TAREFA SOLICITADA - Reproduza sem nenhuma alteração o trecho dos registros abaixo que começa na linha que contém "2371, 1133, 2426]" e termina na linha que contém "862, 1138, 890]", incluindo ambas.

DADOS FORNECIDOS -
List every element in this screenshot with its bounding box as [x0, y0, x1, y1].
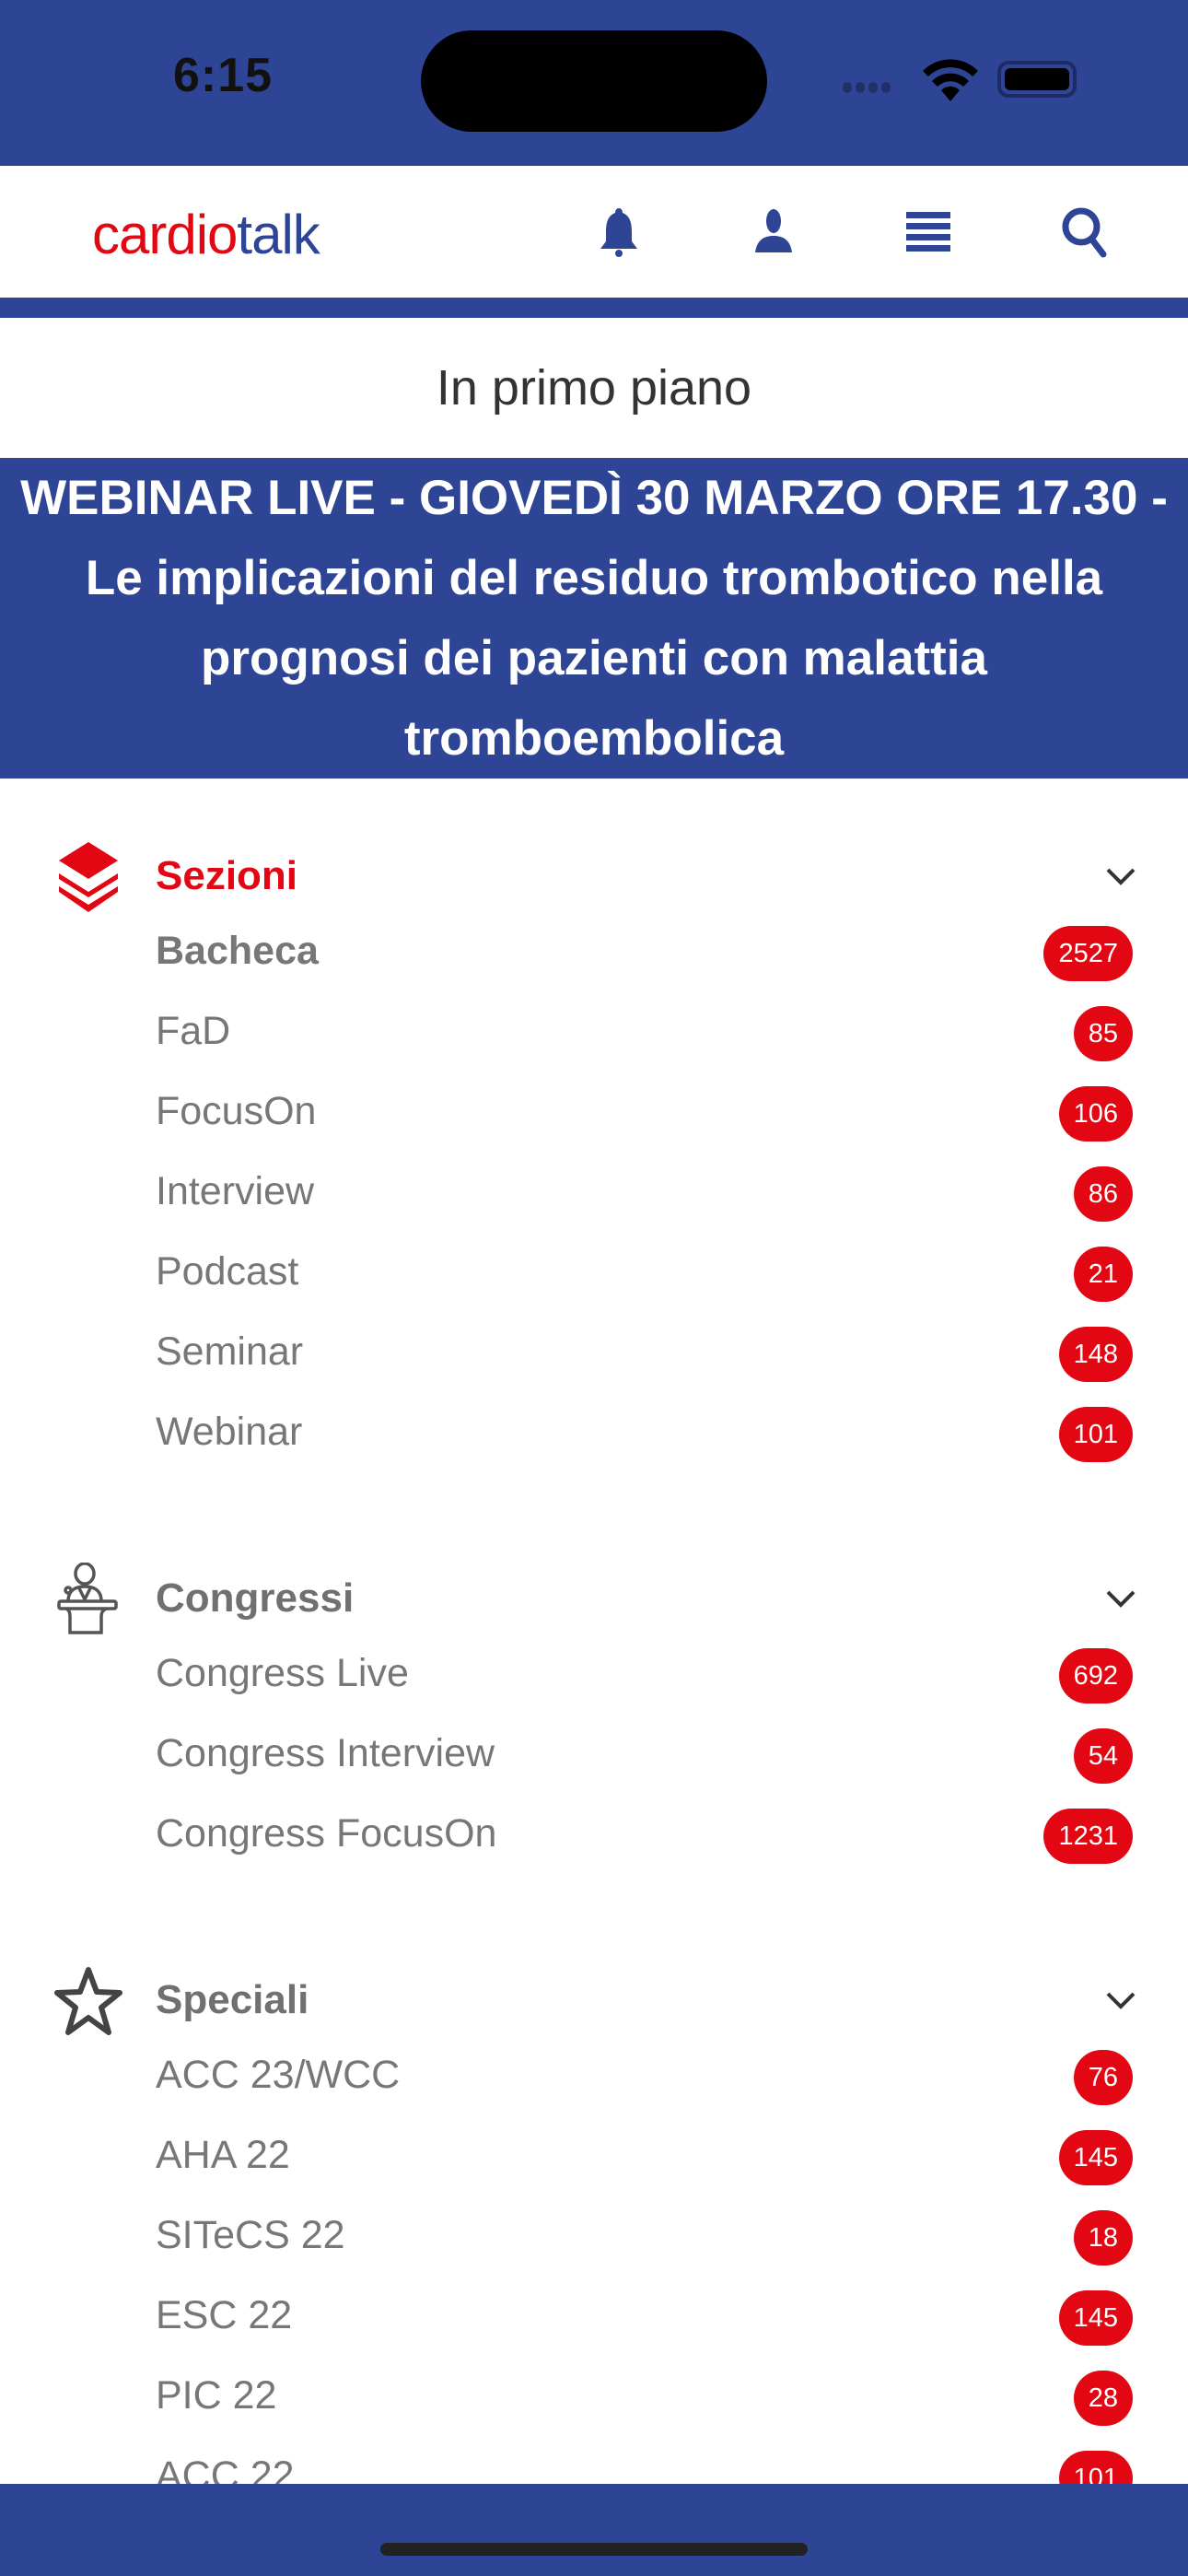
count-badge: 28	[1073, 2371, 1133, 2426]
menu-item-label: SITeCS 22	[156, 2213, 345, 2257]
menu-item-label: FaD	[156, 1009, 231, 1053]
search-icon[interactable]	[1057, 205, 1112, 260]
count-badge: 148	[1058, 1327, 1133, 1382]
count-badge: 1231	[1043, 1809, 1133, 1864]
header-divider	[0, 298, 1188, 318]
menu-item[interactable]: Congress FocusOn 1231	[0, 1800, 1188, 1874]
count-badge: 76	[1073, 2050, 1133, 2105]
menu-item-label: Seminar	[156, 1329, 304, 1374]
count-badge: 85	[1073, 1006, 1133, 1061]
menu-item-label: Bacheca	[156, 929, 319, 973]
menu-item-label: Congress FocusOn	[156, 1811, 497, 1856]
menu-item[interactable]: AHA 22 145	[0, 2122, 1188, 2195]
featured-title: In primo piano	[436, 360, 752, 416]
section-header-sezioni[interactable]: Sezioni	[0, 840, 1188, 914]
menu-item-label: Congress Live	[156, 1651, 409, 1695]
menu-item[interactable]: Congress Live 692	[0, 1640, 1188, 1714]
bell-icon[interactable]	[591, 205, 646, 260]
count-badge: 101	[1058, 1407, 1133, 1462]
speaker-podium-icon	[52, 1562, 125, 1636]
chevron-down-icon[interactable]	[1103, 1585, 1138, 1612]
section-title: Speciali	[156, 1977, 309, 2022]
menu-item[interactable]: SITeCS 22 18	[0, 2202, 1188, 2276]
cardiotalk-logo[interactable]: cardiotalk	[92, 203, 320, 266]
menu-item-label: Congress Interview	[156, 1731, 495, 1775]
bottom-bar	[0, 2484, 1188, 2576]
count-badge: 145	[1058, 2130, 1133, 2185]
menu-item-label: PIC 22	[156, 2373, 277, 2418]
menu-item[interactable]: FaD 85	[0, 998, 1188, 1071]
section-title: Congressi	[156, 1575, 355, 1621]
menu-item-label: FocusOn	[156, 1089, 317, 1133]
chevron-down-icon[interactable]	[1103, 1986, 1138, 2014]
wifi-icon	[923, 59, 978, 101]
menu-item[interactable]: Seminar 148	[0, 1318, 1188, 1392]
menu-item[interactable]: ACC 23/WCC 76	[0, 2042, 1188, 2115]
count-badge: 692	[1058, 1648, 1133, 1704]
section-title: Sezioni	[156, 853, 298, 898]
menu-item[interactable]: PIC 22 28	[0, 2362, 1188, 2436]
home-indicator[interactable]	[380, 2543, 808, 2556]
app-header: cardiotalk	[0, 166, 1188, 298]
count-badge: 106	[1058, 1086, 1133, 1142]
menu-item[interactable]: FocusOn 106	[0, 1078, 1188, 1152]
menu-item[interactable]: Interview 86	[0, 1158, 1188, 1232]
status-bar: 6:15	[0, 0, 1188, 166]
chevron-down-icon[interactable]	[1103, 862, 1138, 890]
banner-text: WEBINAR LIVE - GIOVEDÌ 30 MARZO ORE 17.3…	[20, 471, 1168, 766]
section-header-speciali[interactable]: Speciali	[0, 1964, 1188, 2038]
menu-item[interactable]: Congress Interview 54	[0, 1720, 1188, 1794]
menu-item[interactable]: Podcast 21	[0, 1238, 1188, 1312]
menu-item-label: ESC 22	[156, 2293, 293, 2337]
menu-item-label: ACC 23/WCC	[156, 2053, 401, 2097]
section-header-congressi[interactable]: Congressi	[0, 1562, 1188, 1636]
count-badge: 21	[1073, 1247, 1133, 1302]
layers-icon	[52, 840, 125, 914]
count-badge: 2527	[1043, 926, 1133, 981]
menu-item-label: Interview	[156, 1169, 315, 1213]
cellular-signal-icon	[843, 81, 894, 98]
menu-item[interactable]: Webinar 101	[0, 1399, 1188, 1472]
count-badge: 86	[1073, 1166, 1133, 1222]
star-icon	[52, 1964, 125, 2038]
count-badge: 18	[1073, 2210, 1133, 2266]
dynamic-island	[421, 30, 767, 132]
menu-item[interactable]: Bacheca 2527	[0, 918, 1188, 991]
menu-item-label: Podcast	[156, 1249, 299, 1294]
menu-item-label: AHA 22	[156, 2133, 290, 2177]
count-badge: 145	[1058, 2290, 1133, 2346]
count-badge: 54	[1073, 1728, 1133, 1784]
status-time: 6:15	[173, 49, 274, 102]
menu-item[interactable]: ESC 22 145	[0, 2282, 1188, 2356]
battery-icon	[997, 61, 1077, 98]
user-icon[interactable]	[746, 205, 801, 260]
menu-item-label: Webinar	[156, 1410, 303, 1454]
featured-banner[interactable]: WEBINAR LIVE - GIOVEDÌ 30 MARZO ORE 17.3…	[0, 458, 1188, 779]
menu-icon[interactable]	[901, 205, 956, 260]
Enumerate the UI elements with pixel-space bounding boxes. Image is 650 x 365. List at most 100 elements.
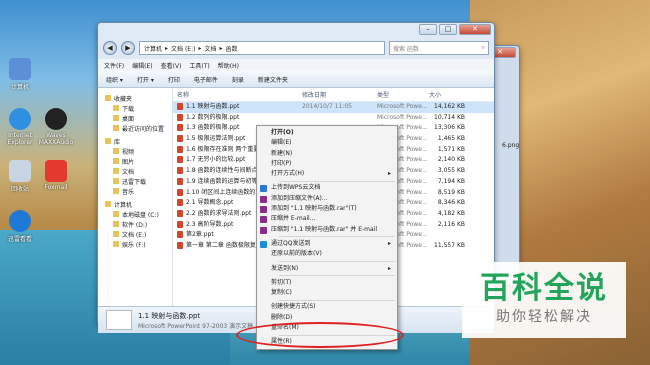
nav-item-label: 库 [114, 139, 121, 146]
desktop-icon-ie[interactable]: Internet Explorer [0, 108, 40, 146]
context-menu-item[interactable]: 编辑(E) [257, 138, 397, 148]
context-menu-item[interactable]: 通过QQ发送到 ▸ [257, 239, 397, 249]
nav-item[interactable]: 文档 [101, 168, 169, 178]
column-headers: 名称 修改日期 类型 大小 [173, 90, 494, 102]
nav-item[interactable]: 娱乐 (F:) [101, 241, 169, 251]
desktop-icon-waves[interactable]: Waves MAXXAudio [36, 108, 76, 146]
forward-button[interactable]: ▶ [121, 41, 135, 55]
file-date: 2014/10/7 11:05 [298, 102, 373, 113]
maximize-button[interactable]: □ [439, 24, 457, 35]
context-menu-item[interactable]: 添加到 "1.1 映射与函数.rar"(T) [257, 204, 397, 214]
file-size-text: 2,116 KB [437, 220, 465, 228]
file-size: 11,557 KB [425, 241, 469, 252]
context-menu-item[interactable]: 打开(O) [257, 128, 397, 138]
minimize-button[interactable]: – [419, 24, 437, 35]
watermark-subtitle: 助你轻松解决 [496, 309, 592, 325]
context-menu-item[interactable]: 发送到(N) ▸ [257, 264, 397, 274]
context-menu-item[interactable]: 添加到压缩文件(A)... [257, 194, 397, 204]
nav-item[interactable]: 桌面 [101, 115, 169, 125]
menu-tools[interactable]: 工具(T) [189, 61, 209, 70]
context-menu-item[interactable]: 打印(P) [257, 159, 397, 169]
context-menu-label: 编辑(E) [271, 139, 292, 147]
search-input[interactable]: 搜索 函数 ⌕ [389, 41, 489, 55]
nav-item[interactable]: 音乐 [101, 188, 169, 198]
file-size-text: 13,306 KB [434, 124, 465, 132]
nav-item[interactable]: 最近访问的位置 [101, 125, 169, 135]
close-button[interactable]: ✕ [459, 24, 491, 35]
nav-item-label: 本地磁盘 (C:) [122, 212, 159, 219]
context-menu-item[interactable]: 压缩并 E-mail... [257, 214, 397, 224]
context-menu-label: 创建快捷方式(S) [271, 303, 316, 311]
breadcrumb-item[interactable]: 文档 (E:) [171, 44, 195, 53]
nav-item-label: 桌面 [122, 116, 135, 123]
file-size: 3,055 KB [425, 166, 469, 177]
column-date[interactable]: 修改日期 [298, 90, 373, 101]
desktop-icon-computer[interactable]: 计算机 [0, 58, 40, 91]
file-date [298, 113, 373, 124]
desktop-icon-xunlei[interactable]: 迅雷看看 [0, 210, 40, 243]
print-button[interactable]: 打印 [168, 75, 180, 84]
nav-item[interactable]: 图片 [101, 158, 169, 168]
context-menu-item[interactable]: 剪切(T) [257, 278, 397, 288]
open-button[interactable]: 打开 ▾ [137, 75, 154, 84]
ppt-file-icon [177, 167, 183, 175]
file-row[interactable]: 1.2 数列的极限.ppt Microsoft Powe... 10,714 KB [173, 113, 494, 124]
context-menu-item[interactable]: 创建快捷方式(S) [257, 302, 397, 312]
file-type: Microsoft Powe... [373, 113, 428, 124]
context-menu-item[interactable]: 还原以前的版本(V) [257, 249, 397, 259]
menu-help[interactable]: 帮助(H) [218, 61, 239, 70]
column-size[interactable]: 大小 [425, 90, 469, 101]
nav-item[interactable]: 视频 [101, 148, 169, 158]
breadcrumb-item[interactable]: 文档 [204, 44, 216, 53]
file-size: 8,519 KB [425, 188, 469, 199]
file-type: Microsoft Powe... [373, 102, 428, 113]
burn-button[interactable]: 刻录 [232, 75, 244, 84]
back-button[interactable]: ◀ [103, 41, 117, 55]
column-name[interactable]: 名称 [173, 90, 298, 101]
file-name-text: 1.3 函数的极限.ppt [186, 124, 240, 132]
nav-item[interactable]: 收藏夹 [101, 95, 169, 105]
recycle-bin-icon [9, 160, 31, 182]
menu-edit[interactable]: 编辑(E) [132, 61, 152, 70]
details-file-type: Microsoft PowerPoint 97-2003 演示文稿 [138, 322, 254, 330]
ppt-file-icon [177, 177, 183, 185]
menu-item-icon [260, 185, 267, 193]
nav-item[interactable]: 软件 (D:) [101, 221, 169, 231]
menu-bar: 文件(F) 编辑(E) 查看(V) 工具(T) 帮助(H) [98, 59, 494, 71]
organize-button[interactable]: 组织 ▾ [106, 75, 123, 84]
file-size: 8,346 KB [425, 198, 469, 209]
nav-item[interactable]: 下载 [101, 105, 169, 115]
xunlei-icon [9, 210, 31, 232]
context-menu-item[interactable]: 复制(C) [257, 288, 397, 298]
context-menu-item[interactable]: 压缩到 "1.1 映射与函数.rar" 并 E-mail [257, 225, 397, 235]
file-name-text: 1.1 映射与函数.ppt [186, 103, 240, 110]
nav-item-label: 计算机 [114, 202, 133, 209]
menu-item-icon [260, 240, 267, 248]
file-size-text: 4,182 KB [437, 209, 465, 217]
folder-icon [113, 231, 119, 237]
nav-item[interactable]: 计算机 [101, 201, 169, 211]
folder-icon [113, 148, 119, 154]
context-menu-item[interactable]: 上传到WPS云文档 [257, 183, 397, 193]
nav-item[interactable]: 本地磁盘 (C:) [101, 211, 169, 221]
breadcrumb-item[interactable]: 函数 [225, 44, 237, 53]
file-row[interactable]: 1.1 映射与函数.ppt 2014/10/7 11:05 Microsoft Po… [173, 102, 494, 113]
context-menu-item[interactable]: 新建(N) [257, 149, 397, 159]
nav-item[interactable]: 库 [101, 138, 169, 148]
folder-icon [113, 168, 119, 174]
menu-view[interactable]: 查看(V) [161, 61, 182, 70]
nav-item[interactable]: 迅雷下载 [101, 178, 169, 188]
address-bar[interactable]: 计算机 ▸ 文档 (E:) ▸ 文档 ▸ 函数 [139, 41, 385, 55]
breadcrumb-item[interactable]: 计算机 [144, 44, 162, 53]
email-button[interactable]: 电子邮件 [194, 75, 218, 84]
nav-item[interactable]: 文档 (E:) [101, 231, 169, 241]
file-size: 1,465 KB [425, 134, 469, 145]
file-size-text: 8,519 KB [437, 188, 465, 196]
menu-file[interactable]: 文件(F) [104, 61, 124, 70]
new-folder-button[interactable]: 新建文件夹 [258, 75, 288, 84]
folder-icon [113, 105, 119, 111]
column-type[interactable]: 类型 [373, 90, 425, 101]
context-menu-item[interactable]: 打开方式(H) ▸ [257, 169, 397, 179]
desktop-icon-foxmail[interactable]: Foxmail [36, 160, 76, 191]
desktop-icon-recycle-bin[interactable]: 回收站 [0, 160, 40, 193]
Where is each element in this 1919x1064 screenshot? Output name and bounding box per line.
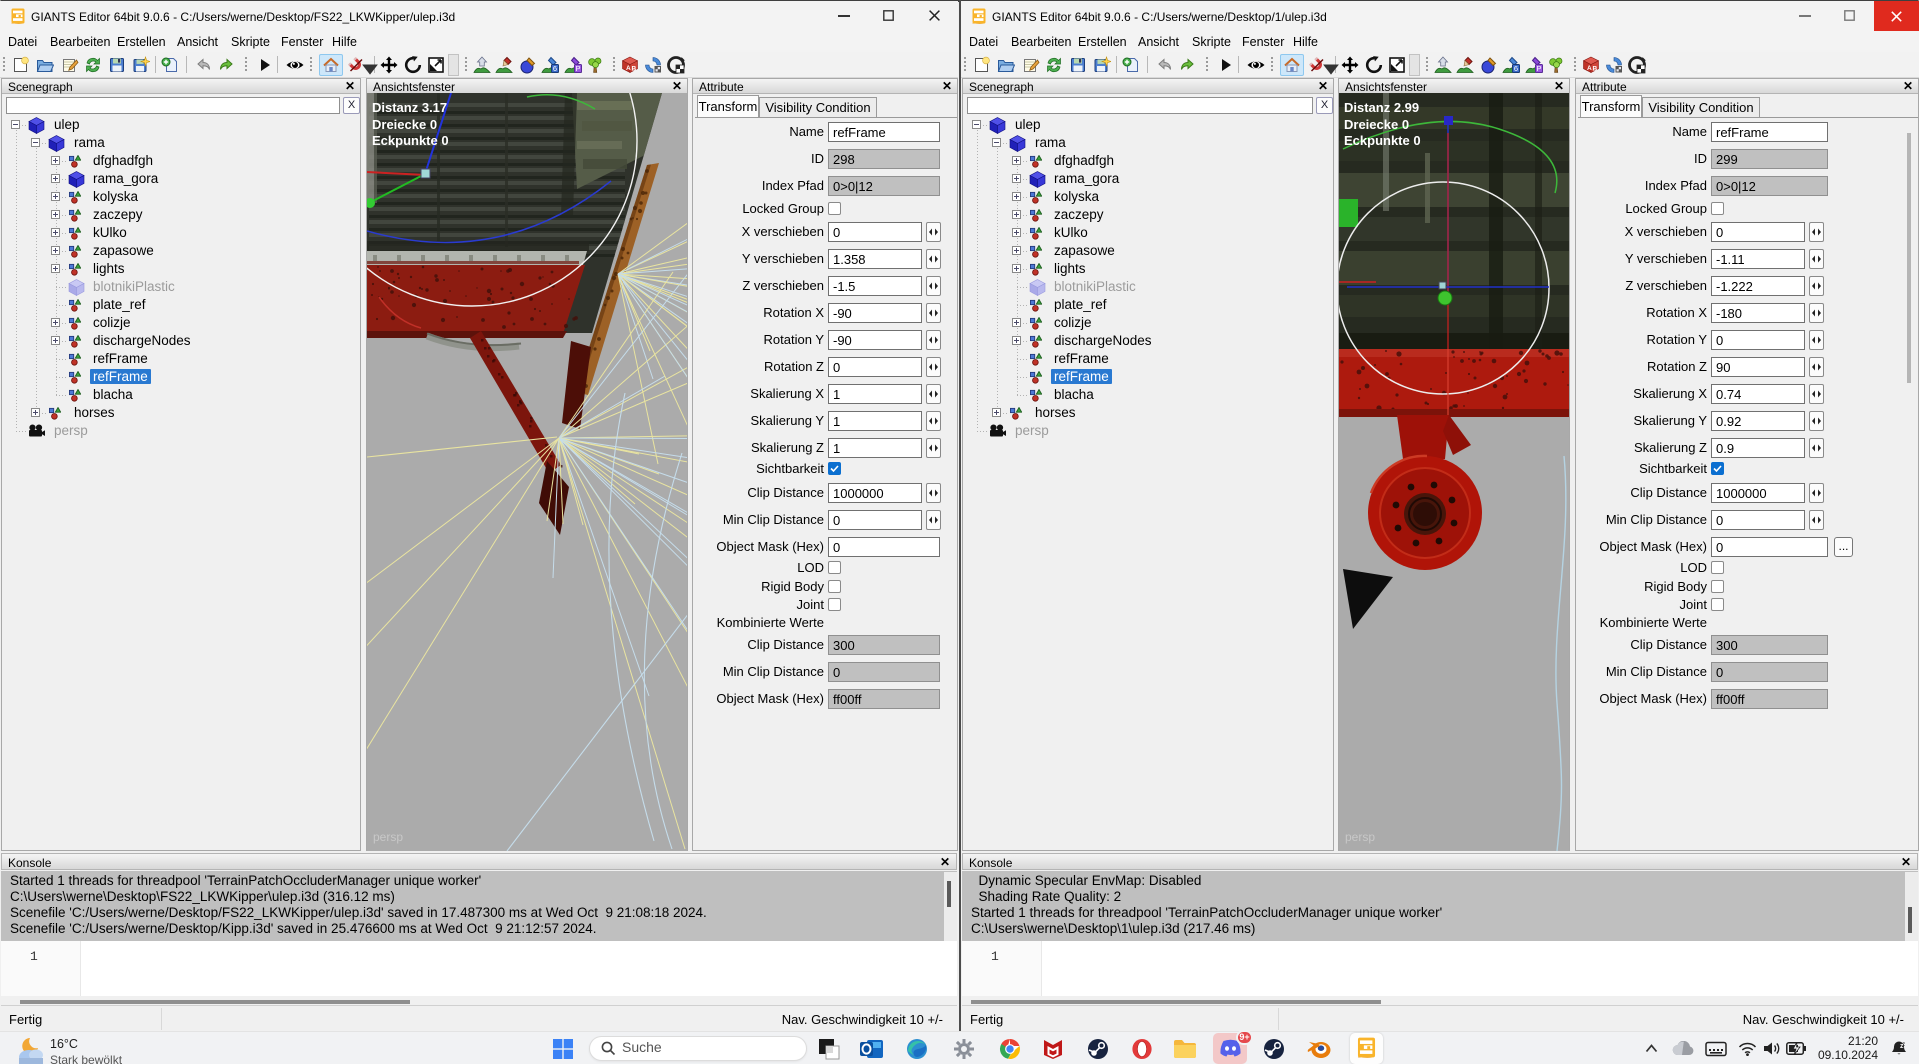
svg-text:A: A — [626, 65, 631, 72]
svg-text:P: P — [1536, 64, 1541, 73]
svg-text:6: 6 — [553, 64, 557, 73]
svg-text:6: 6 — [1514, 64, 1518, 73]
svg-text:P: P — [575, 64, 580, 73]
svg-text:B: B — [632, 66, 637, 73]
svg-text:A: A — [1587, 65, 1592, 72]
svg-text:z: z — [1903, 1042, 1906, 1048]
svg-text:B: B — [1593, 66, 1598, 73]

RESULTADO DO EXERCÍCIO -
count-badge: 28	[1073, 2371, 1133, 2426]
menu-item-label: SITeCS 22	[156, 2213, 345, 2257]
menu-item-label: FaD	[156, 1009, 231, 1053]
search-icon[interactable]	[1057, 205, 1112, 260]
count-badge: 148	[1058, 1327, 1133, 1382]
count-badge: 1231	[1043, 1809, 1133, 1864]
header-divider	[0, 298, 1188, 318]
menu-item[interactable]: Congress FocusOn 1231	[0, 1800, 1188, 1874]
count-badge: 76	[1073, 2050, 1133, 2105]
menu-item-label: Seminar	[156, 1329, 304, 1374]
count-badge: 85	[1073, 1006, 1133, 1061]
menu-item-label: Bacheca	[156, 929, 319, 973]
menu-item-label: Congress FocusOn	[156, 1811, 497, 1856]
menu-item[interactable]: AHA 22 145	[0, 2122, 1188, 2195]
featured-title: In primo piano	[436, 360, 752, 416]
section-header-sezioni[interactable]: Sezioni	[0, 840, 1188, 914]
menu-item-label: Congress Live	[156, 1651, 409, 1695]
menu-item[interactable]: Congress Live 692	[0, 1640, 1188, 1714]
bell-icon[interactable]	[591, 205, 646, 260]
count-badge: 101	[1058, 1407, 1133, 1462]
speaker-podium-icon	[52, 1562, 125, 1636]
chevron-down-icon[interactable]	[1103, 1585, 1138, 1612]
section-title: Speciali	[156, 1977, 309, 2022]
menu-item[interactable]: SITeCS 22 18	[0, 2202, 1188, 2276]
cardiotalk-logo[interactable]: cardiotalk	[92, 203, 320, 266]
menu-item-label: Congress Interview	[156, 1731, 495, 1775]
bottom-bar	[0, 2484, 1188, 2576]
count-badge: 145	[1058, 2130, 1133, 2185]
menu-item-label: PIC 22	[156, 2373, 277, 2418]
menu-item[interactable]: FaD 85	[0, 998, 1188, 1071]
section-title: Congressi	[156, 1575, 355, 1621]
menu-item-label: FocusOn	[156, 1089, 317, 1133]
chevron-down-icon[interactable]	[1103, 1986, 1138, 2014]
wifi-icon	[923, 59, 978, 101]
menu-item[interactable]: Seminar 148	[0, 1318, 1188, 1392]
menu-item[interactable]: ACC 23/WCC 76	[0, 2042, 1188, 2115]
count-badge: 692	[1058, 1648, 1133, 1704]
section-title: Sezioni	[156, 853, 298, 898]
menu-item[interactable]: PIC 22 28	[0, 2362, 1188, 2436]
home-indicator[interactable]	[380, 2543, 808, 2556]
app-header: cardiotalk	[0, 166, 1188, 298]
count-badge: 106	[1058, 1086, 1133, 1142]
menu-item[interactable]: FocusOn 106	[0, 1078, 1188, 1152]
menu-item[interactable]: Interview 86	[0, 1158, 1188, 1232]
status-bar: 6:15	[0, 0, 1188, 166]
chevron-down-icon[interactable]	[1103, 862, 1138, 890]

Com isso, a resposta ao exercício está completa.